[Begin Records for the exercise]

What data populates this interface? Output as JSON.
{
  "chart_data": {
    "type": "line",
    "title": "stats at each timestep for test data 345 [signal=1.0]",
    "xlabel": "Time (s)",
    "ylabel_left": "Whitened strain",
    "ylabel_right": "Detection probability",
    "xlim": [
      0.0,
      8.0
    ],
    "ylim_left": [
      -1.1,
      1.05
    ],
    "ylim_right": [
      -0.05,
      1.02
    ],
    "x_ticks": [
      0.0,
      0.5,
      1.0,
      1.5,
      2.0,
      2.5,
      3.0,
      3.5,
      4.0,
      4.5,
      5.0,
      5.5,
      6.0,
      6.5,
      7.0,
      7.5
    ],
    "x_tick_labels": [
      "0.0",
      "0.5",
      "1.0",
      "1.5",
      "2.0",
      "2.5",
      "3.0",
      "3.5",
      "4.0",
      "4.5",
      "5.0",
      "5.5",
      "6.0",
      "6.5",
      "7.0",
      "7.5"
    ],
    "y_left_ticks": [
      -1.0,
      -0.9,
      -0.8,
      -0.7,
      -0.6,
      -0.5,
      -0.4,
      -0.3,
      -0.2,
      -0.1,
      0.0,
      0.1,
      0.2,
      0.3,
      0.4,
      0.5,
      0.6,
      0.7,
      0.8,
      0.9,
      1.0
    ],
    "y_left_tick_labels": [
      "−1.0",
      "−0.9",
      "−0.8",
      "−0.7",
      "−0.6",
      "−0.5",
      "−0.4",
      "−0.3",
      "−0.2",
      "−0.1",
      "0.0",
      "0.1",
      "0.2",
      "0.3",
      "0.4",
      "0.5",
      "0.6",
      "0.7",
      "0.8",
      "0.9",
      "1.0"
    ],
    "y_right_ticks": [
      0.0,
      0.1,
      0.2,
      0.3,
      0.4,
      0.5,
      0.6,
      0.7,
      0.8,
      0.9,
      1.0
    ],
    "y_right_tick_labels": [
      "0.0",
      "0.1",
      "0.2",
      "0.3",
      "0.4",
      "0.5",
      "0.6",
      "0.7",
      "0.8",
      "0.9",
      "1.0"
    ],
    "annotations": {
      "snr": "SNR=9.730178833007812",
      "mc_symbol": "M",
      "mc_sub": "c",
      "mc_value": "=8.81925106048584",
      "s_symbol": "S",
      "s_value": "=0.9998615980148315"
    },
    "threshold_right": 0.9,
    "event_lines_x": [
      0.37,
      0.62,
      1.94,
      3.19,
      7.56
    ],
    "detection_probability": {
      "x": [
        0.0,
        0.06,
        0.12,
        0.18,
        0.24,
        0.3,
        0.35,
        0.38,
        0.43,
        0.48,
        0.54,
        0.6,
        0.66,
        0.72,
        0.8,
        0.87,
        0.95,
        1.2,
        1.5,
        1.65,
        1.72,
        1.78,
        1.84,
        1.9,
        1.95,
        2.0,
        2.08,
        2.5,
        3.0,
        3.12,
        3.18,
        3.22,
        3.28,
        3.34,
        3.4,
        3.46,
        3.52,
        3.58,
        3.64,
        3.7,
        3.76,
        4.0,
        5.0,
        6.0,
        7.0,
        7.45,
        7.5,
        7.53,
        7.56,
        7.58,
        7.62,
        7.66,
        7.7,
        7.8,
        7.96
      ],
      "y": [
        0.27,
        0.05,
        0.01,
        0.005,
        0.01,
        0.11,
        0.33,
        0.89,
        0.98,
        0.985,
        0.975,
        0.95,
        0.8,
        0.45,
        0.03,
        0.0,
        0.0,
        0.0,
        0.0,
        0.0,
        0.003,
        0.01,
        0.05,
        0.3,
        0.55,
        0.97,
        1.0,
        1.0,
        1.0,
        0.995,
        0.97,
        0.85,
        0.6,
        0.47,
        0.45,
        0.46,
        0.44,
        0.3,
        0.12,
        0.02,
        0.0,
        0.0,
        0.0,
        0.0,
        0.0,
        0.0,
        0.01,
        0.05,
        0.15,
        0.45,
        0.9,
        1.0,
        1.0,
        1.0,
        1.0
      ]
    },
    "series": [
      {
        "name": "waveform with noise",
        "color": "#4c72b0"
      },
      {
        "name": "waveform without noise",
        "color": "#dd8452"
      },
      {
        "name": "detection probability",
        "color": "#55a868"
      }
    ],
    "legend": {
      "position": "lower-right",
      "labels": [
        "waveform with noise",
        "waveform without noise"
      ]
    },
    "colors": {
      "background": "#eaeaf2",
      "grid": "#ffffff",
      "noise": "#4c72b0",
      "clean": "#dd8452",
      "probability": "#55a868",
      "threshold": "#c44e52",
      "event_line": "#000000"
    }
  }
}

[End Records for the exercise]

- Problem requirements -
Reproduce the listing shown above in its entirety, exactly.

- Result of this exercise -
What data populates this interface? Output as JSON.
{
  "chart_data": {
    "type": "line",
    "title": "stats at each timestep for test data 345 [signal=1.0]",
    "xlabel": "Time (s)",
    "ylabel_left": "Whitened strain",
    "ylabel_right": "Detection probability",
    "xlim": [
      0.0,
      8.0
    ],
    "ylim_left": [
      -1.1,
      1.05
    ],
    "ylim_right": [
      -0.05,
      1.02
    ],
    "x_ticks": [
      0.0,
      0.5,
      1.0,
      1.5,
      2.0,
      2.5,
      3.0,
      3.5,
      4.0,
      4.5,
      5.0,
      5.5,
      6.0,
      6.5,
      7.0,
      7.5
    ],
    "x_tick_labels": [
      "0.0",
      "0.5",
      "1.0",
      "1.5",
      "2.0",
      "2.5",
      "3.0",
      "3.5",
      "4.0",
      "4.5",
      "5.0",
      "5.5",
      "6.0",
      "6.5",
      "7.0",
      "7.5"
    ],
    "y_left_ticks": [
      -1.0,
      -0.9,
      -0.8,
      -0.7,
      -0.6,
      -0.5,
      -0.4,
      -0.3,
      -0.2,
      -0.1,
      0.0,
      0.1,
      0.2,
      0.3,
      0.4,
      0.5,
      0.6,
      0.7,
      0.8,
      0.9,
      1.0
    ],
    "y_left_tick_labels": [
      "−1.0",
      "−0.9",
      "−0.8",
      "−0.7",
      "−0.6",
      "−0.5",
      "−0.4",
      "−0.3",
      "−0.2",
      "−0.1",
      "0.0",
      "0.1",
      "0.2",
      "0.3",
      "0.4",
      "0.5",
      "0.6",
      "0.7",
      "0.8",
      "0.9",
      "1.0"
    ],
    "y_right_ticks": [
      0.0,
      0.1,
      0.2,
      0.3,
      0.4,
      0.5,
      0.6,
      0.7,
      0.8,
      0.9,
      1.0
    ],
    "y_right_tick_labels": [
      "0.0",
      "0.1",
      "0.2",
      "0.3",
      "0.4",
      "0.5",
      "0.6",
      "0.7",
      "0.8",
      "0.9",
      "1.0"
    ],
    "annotations": {
      "snr": "SNR=9.730178833007812",
      "mc_symbol": "M",
      "mc_sub": "c",
      "mc_value": "=8.81925106048584",
      "s_symbol": "S",
      "s_value": "=0.9998615980148315"
    },
    "threshold_right": 0.9,
    "event_lines_x": [
      0.37,
      0.62,
      1.94,
      3.19,
      7.56
    ],
    "detection_probability": {
      "x": [
        0.0,
        0.06,
        0.12,
        0.18,
        0.24,
        0.3,
        0.35,
        0.38,
        0.43,
        0.48,
        0.54,
        0.6,
        0.66,
        0.72,
        0.8,
        0.87,
        0.95,
        1.2,
        1.5,
        1.65,
        1.72,
        1.78,
        1.84,
        1.9,
        1.95,
        2.0,
        2.08,
        2.5,
        3.0,
        3.12,
        3.18,
        3.22,
        3.28,
        3.34,
        3.4,
        3.46,
        3.52,
        3.58,
        3.64,
        3.7,
        3.76,
        4.0,
        5.0,
        6.0,
        7.0,
        7.45,
        7.5,
        7.53,
        7.56,
        7.58,
        7.62,
        7.66,
        7.7,
        7.8,
        7.96
      ],
      "y": [
        0.27,
        0.05,
        0.01,
        0.005,
        0.01,
        0.11,
        0.33,
        0.89,
        0.98,
        0.985,
        0.975,
        0.95,
        0.8,
        0.45,
        0.03,
        0.0,
        0.0,
        0.0,
        0.0,
        0.0,
        0.003,
        0.01,
        0.05,
        0.3,
        0.55,
        0.97,
        1.0,
        1.0,
        1.0,
        0.995,
        0.97,
        0.85,
        0.6,
        0.47,
        0.45,
        0.46,
        0.44,
        0.3,
        0.12,
        0.02,
        0.0,
        0.0,
        0.0,
        0.0,
        0.0,
        0.0,
        0.01,
        0.05,
        0.15,
        0.45,
        0.9,
        1.0,
        1.0,
        1.0,
        1.0
      ]
    },
    "series": [
      {
        "name": "waveform with noise",
        "color": "#4c72b0"
      },
      {
        "name": "waveform without noise",
        "color": "#dd8452"
      },
      {
        "name": "detection probability",
        "color": "#55a868"
      }
    ],
    "legend": {
      "position": "lower-right",
      "labels": [
        "waveform with noise",
        "waveform without noise"
      ]
    },
    "colors": {
      "background": "#eaeaf2",
      "grid": "#ffffff",
      "noise": "#4c72b0",
      "clean": "#dd8452",
      "probability": "#55a868",
      "threshold": "#c44e52",
      "event_line": "#000000"
    }
  }
}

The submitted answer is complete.